Records excerpted from a collection:
— BEGIN —

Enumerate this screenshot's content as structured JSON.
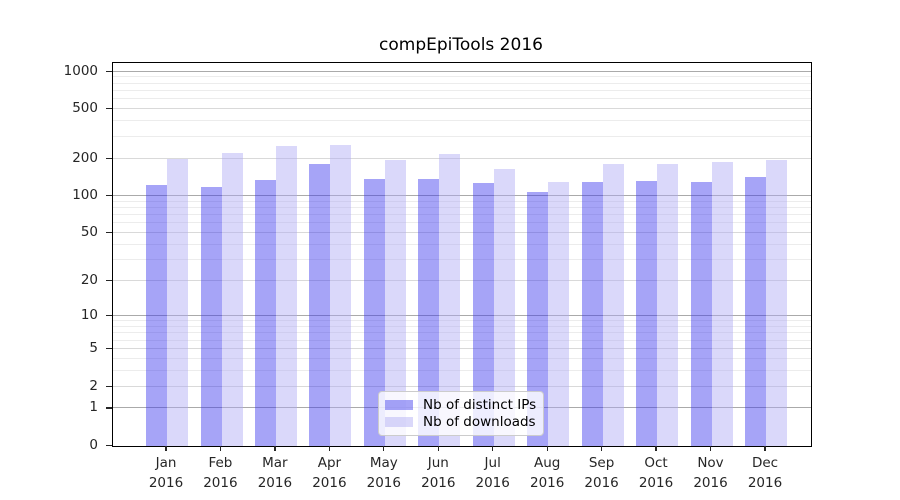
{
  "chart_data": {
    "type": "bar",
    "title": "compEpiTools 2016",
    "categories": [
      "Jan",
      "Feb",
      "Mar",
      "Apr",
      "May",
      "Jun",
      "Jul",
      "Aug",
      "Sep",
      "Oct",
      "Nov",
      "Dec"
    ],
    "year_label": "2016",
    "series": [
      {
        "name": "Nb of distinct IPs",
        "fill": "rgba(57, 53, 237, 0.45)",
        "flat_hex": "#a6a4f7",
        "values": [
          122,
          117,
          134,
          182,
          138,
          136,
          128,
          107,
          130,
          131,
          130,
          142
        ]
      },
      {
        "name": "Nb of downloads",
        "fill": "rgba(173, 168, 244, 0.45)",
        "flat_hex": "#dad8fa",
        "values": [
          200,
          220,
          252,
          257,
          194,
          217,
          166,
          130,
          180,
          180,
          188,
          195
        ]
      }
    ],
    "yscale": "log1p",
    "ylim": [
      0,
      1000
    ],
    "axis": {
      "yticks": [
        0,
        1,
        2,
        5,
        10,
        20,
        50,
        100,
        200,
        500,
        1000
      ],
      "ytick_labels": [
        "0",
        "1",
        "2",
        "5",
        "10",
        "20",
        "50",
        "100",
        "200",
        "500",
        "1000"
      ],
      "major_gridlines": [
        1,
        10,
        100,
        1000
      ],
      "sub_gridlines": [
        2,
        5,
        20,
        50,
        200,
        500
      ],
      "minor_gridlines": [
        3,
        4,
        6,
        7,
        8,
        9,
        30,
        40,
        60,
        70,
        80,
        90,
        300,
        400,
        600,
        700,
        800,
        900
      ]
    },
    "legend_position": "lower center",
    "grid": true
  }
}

— END —

WHAT IS BEING ASKED:
Write out the full listing verbatim, excluding its pictures.

ANSWER IN FULL:
Enumerate this screenshot's content as structured JSON.
{
  "chart_data": {
    "type": "bar",
    "title": "compEpiTools 2016",
    "categories": [
      "Jan",
      "Feb",
      "Mar",
      "Apr",
      "May",
      "Jun",
      "Jul",
      "Aug",
      "Sep",
      "Oct",
      "Nov",
      "Dec"
    ],
    "year_label": "2016",
    "series": [
      {
        "name": "Nb of distinct IPs",
        "fill": "rgba(57, 53, 237, 0.45)",
        "flat_hex": "#a6a4f7",
        "values": [
          122,
          117,
          134,
          182,
          138,
          136,
          128,
          107,
          130,
          131,
          130,
          142
        ]
      },
      {
        "name": "Nb of downloads",
        "fill": "rgba(173, 168, 244, 0.45)",
        "flat_hex": "#dad8fa",
        "values": [
          200,
          220,
          252,
          257,
          194,
          217,
          166,
          130,
          180,
          180,
          188,
          195
        ]
      }
    ],
    "yscale": "log1p",
    "ylim": [
      0,
      1000
    ],
    "axis": {
      "yticks": [
        0,
        1,
        2,
        5,
        10,
        20,
        50,
        100,
        200,
        500,
        1000
      ],
      "ytick_labels": [
        "0",
        "1",
        "2",
        "5",
        "10",
        "20",
        "50",
        "100",
        "200",
        "500",
        "1000"
      ],
      "major_gridlines": [
        1,
        10,
        100,
        1000
      ],
      "sub_gridlines": [
        2,
        5,
        20,
        50,
        200,
        500
      ],
      "minor_gridlines": [
        3,
        4,
        6,
        7,
        8,
        9,
        30,
        40,
        60,
        70,
        80,
        90,
        300,
        400,
        600,
        700,
        800,
        900
      ]
    },
    "legend_position": "lower center",
    "grid": true
  }
}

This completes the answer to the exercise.